### [WHAT THE EXERCISE ASKS]
Look through the data for the string "elements". Copy every line where it is found.

### [DATA TO PROCESS]
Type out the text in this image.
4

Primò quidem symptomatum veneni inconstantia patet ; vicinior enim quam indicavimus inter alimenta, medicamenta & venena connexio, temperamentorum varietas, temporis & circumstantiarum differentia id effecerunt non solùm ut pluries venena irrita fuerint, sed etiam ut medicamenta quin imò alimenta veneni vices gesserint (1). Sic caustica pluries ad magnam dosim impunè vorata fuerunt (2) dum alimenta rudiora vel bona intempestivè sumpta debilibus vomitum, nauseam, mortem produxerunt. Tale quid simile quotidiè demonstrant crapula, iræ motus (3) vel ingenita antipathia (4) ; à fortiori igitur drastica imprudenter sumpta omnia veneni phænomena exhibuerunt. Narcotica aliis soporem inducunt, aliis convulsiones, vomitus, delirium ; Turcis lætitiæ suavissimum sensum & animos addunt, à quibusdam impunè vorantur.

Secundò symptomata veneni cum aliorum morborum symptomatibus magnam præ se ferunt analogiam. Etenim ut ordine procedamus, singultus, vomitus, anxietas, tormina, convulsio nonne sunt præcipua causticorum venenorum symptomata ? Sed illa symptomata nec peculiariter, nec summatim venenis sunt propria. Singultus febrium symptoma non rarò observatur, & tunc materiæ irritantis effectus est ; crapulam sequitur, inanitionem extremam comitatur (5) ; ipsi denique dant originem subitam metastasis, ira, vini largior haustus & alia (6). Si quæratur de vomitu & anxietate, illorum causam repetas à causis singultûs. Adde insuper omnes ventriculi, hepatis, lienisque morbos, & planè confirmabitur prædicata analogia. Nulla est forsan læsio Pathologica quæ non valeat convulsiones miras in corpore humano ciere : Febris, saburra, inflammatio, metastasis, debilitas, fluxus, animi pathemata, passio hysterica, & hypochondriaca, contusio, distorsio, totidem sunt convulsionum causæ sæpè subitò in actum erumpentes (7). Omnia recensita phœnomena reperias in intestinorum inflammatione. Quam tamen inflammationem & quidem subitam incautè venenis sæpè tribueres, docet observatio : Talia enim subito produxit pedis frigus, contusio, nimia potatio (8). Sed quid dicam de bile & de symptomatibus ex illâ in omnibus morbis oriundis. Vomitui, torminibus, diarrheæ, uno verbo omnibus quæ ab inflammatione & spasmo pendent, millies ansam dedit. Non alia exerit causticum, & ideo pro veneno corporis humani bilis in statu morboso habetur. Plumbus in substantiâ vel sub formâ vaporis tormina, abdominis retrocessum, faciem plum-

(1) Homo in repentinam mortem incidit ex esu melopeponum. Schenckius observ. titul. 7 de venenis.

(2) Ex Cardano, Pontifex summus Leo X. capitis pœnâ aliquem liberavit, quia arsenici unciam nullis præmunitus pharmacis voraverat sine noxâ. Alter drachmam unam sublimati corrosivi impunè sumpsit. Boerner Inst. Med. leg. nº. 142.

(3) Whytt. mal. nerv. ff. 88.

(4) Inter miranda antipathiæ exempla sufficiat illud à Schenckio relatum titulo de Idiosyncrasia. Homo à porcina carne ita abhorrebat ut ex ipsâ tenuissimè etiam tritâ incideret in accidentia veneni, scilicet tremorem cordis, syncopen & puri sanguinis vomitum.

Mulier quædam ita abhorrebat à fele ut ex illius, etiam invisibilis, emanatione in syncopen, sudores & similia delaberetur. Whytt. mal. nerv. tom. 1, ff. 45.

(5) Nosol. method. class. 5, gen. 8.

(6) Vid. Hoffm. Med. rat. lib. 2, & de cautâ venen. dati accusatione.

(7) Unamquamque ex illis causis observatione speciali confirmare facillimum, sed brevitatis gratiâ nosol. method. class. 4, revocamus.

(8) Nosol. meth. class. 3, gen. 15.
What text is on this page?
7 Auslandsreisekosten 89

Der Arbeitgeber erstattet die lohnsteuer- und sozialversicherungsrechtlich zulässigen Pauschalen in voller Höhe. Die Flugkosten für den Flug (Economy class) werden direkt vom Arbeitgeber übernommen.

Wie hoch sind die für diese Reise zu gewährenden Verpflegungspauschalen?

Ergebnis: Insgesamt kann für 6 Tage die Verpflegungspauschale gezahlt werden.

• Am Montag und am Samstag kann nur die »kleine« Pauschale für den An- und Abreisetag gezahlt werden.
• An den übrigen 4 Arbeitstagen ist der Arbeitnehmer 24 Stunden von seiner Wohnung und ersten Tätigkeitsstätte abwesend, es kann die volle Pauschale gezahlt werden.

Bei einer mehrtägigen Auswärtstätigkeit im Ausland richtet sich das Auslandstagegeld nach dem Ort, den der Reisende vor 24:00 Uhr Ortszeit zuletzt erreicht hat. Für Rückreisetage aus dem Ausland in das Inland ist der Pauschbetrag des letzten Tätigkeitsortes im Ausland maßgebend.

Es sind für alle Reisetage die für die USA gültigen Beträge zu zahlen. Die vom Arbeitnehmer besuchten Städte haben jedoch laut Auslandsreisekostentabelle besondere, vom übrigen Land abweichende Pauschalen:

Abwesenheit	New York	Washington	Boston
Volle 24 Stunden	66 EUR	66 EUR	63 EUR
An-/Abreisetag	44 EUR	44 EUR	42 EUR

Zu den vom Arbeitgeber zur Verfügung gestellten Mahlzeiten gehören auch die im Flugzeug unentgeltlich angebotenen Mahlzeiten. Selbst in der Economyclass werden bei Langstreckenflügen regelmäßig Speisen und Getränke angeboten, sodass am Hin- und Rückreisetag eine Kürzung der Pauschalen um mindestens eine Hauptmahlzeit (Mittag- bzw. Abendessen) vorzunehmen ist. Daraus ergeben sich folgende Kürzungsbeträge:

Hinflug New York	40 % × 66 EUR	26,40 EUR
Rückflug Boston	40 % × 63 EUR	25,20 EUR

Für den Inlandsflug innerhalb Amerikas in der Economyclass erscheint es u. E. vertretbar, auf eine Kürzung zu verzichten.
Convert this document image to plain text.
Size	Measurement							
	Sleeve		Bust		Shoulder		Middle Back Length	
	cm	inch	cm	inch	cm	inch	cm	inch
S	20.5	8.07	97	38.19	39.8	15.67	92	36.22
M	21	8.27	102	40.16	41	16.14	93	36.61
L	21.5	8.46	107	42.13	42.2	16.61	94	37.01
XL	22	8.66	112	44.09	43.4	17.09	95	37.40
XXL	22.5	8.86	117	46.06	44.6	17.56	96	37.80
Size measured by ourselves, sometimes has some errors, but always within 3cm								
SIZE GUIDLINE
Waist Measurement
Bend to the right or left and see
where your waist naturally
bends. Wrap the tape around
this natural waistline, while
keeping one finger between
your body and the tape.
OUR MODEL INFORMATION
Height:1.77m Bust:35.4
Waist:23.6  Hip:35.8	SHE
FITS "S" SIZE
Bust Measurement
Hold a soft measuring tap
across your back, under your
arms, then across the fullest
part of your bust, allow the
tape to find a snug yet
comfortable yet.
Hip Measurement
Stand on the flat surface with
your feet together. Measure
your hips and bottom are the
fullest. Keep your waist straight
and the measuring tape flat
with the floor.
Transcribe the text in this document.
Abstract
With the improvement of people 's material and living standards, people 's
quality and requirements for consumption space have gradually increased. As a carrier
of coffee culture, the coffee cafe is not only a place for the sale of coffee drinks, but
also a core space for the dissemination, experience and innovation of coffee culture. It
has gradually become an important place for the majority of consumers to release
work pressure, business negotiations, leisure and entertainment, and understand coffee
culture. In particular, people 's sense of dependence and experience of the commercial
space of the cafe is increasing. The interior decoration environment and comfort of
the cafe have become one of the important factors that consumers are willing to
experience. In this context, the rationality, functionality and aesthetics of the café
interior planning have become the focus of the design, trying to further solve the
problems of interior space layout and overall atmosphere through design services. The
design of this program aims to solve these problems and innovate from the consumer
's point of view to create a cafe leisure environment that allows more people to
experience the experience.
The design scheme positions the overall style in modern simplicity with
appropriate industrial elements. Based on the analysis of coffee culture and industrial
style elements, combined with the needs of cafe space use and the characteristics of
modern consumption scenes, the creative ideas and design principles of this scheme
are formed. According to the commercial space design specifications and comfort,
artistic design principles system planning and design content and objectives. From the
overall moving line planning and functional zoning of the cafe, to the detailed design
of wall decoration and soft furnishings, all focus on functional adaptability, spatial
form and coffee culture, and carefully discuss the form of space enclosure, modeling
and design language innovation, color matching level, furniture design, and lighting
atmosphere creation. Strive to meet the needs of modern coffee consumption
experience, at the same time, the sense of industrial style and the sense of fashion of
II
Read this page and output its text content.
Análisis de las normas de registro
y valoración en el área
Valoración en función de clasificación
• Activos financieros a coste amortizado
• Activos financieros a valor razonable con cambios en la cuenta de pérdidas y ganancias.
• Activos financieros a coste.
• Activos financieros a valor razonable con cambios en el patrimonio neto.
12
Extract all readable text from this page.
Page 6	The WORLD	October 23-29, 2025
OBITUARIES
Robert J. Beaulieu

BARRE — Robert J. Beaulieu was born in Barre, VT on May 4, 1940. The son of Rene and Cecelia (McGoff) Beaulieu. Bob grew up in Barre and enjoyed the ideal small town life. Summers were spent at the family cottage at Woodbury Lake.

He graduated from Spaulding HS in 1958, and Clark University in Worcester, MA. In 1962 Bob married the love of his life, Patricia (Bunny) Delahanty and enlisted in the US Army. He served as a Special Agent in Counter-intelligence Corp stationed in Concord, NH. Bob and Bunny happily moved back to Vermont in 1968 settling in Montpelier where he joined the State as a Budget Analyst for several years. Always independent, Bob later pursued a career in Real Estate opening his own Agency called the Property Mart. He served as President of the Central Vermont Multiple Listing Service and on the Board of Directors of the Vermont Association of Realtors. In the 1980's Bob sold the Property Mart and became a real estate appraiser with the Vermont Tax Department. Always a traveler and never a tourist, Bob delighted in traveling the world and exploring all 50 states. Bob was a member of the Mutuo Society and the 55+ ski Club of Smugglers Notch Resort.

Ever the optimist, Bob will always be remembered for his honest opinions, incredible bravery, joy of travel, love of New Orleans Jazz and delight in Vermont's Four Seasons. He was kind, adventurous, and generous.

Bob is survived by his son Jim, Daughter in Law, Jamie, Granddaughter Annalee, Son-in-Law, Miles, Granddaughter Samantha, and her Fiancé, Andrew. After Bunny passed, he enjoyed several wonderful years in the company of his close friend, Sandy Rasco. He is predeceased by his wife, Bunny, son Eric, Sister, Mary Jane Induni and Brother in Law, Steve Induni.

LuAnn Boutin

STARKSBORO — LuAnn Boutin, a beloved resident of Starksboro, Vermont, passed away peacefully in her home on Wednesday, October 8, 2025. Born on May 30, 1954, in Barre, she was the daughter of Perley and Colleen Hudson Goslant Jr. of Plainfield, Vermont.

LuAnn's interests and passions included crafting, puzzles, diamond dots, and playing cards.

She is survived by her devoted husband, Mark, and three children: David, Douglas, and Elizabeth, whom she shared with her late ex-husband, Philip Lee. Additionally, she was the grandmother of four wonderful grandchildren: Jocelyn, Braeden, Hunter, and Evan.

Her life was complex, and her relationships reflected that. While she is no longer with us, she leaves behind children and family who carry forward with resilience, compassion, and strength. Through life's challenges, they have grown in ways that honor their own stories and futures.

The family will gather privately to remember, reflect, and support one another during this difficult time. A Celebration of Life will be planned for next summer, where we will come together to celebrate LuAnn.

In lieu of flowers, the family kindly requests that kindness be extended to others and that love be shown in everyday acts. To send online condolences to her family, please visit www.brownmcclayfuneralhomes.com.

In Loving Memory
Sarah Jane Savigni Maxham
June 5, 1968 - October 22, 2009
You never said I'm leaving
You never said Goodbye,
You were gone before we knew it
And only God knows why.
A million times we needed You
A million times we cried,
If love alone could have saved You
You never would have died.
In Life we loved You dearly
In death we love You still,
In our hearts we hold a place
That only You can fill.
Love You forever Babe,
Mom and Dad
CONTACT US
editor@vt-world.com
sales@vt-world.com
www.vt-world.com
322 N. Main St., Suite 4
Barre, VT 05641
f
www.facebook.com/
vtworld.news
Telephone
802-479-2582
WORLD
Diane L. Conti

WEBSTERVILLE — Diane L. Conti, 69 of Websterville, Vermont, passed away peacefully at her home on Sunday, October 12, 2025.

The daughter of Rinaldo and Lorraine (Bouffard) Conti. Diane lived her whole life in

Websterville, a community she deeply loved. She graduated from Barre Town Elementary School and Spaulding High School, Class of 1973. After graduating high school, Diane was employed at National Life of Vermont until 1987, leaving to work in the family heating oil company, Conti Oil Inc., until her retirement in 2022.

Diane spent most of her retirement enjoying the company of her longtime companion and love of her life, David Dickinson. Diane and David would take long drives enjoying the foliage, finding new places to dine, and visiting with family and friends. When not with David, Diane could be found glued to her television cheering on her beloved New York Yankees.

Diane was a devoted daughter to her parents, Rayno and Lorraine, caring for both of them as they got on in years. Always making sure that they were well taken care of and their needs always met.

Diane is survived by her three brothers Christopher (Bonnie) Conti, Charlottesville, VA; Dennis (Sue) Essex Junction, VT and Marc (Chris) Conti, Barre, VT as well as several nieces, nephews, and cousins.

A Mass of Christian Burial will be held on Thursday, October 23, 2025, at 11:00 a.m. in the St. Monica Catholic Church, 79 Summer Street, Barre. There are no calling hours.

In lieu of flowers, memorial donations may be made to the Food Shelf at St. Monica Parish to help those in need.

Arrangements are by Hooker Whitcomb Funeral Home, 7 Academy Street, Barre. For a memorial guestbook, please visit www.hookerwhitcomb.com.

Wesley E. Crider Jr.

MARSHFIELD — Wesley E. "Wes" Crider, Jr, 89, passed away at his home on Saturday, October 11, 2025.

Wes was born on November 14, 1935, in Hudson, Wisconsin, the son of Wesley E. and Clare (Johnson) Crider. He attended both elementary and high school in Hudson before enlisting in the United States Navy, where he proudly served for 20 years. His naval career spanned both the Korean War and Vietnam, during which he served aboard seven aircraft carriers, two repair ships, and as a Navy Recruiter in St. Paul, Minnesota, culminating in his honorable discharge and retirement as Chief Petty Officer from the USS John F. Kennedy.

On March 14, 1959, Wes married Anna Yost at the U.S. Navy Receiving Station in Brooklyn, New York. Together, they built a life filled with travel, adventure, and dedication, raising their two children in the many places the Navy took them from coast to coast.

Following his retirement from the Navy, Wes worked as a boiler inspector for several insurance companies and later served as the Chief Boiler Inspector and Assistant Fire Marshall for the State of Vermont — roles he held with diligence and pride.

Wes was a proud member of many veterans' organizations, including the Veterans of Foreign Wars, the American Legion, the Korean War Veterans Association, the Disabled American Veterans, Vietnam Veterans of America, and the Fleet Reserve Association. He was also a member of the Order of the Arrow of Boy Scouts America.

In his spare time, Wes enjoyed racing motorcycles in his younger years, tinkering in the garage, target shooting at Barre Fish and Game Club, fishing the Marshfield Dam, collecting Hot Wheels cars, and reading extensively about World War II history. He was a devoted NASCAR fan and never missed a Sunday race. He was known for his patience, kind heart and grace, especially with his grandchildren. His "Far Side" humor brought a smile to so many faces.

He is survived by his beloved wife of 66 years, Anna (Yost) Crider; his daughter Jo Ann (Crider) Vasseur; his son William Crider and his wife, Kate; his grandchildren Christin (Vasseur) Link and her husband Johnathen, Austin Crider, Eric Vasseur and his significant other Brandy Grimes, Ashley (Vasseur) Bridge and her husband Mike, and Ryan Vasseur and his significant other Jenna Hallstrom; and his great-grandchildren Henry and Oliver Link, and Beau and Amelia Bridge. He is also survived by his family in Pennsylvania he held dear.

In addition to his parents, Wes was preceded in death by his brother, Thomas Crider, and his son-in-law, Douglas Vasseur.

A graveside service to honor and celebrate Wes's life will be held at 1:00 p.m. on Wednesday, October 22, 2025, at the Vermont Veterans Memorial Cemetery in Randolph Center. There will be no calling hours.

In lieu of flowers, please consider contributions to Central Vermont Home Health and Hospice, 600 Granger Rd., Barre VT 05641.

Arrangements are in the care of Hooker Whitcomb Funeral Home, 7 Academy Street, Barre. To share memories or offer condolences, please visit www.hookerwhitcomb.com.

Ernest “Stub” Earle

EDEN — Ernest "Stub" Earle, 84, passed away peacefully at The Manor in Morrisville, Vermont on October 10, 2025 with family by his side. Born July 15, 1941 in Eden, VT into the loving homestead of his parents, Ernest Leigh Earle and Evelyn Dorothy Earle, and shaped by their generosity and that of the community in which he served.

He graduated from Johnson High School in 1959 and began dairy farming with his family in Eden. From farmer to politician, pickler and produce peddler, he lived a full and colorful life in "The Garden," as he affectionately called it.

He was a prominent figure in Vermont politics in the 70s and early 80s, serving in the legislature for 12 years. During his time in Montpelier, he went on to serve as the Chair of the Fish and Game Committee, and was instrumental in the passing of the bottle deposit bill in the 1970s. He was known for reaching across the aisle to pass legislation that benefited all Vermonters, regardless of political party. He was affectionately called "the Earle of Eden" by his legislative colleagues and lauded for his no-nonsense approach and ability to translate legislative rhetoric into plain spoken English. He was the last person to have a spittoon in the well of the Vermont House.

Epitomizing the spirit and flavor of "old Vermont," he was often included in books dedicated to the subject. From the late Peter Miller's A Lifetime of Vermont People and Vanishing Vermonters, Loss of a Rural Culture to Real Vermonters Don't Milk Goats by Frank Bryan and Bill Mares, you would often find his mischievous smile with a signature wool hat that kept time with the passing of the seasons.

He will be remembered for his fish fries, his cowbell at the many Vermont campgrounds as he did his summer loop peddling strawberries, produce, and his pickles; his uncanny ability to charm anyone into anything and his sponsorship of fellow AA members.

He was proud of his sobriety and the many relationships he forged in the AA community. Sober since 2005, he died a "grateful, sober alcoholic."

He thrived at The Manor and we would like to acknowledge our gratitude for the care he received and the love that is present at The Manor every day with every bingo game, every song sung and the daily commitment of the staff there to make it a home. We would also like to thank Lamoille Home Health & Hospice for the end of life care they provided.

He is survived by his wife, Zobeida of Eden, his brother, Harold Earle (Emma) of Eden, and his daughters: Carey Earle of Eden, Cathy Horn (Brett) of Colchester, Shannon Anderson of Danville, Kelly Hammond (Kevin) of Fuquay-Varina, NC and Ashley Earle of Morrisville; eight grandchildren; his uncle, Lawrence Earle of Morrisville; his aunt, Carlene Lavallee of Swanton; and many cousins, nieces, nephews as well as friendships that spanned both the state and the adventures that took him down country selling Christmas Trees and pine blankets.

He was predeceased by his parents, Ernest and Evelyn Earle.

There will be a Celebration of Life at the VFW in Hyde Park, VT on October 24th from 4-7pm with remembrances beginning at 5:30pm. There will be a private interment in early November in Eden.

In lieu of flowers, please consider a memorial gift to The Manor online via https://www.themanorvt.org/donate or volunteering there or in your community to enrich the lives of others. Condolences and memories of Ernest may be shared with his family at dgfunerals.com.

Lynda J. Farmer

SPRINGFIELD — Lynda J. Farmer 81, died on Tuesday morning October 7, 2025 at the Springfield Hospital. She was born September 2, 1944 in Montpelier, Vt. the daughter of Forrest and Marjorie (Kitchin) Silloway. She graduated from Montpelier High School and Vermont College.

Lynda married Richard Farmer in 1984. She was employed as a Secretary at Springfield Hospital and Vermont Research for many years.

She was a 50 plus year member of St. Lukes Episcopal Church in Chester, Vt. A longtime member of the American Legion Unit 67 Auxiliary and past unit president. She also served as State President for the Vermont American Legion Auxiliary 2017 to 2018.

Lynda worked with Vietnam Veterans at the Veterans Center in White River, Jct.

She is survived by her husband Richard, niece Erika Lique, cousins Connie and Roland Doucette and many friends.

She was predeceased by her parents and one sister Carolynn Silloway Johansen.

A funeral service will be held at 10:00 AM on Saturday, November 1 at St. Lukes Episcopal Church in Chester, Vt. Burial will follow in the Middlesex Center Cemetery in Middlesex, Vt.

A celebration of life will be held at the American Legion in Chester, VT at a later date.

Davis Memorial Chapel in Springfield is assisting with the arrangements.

### [WRITTEN ANSWER]
appropriate industrial elements. Based on the analysis of coffee culture and industrial
style elements, combined with the needs of cafe space use and the characteristics of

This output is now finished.